What the exercise asks: For each line of the data below that holds "فيستكمل", copy the line.

[BEGIN Working data]

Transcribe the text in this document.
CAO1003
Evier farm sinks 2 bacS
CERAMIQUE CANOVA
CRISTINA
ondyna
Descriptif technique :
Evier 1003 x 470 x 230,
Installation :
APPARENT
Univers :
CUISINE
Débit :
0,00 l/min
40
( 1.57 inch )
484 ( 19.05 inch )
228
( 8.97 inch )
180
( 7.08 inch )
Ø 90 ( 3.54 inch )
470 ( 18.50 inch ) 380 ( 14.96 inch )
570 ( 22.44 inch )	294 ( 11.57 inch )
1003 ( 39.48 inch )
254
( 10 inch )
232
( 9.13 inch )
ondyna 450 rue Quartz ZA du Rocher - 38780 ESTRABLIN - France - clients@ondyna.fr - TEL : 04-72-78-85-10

[END Working data]
[BEGIN Working data]

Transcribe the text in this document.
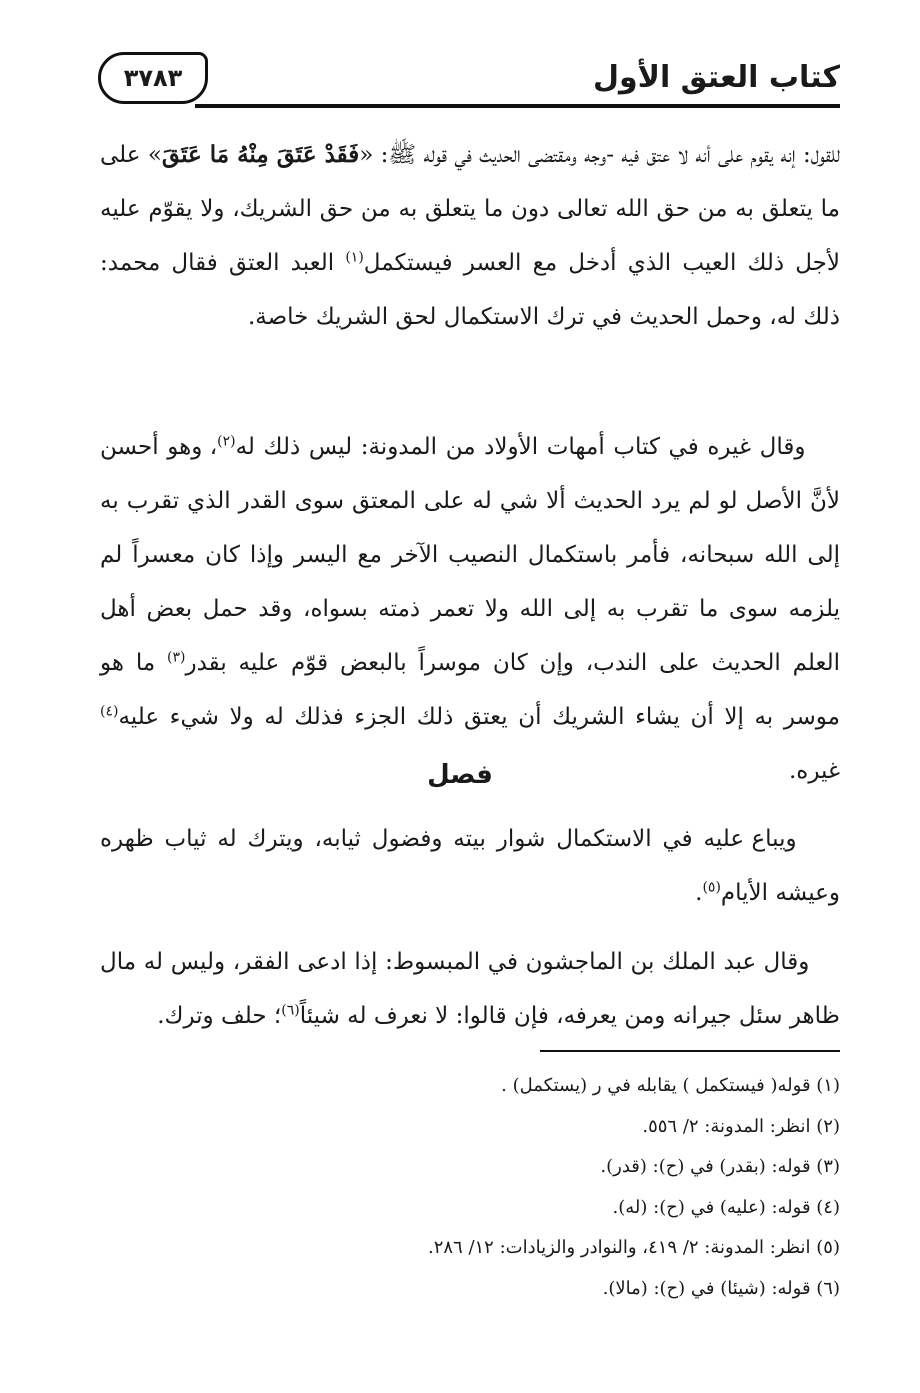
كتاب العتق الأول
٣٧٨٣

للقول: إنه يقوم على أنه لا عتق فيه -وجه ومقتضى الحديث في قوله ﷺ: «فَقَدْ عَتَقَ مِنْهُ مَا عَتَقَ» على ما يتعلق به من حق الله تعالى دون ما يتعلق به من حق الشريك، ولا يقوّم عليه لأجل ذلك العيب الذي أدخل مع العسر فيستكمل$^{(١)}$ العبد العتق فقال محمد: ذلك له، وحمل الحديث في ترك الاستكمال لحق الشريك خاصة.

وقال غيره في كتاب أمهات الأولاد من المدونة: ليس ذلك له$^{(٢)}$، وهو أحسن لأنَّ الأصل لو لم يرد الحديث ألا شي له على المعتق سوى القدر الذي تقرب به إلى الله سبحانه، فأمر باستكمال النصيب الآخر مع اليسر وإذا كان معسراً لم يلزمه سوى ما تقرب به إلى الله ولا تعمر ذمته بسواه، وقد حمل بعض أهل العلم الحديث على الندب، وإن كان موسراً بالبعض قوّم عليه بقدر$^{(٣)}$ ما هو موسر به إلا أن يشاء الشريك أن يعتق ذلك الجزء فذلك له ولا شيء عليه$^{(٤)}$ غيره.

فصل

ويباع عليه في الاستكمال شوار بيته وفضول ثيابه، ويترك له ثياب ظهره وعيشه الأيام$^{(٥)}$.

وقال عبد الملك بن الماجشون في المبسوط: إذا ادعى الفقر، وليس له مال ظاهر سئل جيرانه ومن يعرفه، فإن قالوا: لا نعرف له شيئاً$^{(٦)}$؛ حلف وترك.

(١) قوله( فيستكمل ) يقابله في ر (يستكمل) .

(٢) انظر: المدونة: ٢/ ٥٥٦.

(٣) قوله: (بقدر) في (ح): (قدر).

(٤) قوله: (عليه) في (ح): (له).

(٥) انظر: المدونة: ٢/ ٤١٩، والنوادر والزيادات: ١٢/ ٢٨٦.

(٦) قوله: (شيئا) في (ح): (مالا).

[END Working data]

Solution for this exercise:
للقول: إنه يقوم على أنه لا عتق فيه -وجه ومقتضى الحديث في قوله ﷺ: «فَقَدْ عَتَقَ مِنْهُ مَا عَتَقَ» على ما يتعلق به من حق الله تعالى دون ما يتعلق به من حق الشريك، ولا يقوّم عليه لأجل ذلك العيب الذي أدخل مع العسر فيستكمل$^{(١)}$ العبد العتق فقال محمد: ذلك له، وحمل الحديث في ترك الاستكمال لحق الشريك خاصة.
(١) قوله( فيستكمل ) يقابله في ر (يستكمل) .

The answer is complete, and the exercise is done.